--- start of Dataset content ---

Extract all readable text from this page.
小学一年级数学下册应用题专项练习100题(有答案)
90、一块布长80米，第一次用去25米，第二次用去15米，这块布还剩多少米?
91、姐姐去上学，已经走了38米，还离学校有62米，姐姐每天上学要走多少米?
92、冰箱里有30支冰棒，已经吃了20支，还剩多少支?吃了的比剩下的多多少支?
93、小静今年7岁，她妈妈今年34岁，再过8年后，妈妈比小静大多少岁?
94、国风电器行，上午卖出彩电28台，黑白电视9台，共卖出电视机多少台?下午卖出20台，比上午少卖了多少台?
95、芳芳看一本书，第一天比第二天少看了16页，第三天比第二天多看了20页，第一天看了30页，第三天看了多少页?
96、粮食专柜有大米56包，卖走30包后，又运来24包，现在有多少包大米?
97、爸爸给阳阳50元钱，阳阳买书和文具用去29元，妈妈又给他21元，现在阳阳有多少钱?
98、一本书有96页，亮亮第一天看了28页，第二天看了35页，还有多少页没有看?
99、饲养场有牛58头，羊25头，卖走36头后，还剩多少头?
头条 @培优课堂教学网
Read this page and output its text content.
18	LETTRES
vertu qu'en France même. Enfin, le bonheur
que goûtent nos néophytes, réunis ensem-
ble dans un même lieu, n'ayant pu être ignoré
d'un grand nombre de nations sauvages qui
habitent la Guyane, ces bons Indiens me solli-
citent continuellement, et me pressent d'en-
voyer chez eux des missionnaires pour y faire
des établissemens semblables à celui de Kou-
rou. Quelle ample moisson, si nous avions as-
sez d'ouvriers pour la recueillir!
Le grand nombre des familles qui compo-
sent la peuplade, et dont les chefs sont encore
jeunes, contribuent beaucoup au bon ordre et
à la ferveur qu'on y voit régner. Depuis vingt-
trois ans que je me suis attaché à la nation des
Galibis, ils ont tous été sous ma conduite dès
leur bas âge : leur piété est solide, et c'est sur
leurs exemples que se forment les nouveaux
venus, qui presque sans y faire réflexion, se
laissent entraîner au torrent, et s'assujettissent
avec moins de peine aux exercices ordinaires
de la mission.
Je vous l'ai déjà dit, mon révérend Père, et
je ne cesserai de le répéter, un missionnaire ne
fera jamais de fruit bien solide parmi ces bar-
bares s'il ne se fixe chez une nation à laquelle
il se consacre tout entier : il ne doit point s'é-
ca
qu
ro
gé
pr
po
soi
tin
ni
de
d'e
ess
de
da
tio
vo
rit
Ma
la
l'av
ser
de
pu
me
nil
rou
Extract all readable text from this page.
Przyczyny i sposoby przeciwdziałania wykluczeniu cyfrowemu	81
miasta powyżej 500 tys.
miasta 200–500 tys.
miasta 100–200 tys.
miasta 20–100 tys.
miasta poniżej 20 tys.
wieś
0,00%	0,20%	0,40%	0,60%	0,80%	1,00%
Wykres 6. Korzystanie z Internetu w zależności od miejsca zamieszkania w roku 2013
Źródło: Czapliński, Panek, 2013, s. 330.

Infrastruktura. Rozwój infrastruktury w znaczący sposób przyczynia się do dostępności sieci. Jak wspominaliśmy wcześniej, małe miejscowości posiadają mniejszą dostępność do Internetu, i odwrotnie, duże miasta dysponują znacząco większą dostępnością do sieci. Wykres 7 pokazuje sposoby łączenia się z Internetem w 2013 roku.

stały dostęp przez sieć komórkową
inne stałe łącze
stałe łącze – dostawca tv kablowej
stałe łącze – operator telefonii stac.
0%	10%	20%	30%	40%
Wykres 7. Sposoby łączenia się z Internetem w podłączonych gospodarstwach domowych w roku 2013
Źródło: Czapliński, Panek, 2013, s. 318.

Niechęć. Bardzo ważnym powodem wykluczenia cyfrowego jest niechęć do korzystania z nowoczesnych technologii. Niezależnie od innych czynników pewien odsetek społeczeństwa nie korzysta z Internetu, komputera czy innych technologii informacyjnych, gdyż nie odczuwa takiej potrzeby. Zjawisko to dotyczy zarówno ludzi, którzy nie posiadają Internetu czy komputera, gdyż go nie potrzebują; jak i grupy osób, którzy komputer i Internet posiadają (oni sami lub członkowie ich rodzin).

--- end of Dataset content ---

Select every line of the records holding the string "stałe".

Response to this task »
inne stałe łącze
stałe łącze – dostawca tv kablowej
stałe łącze – operator telefonii stac.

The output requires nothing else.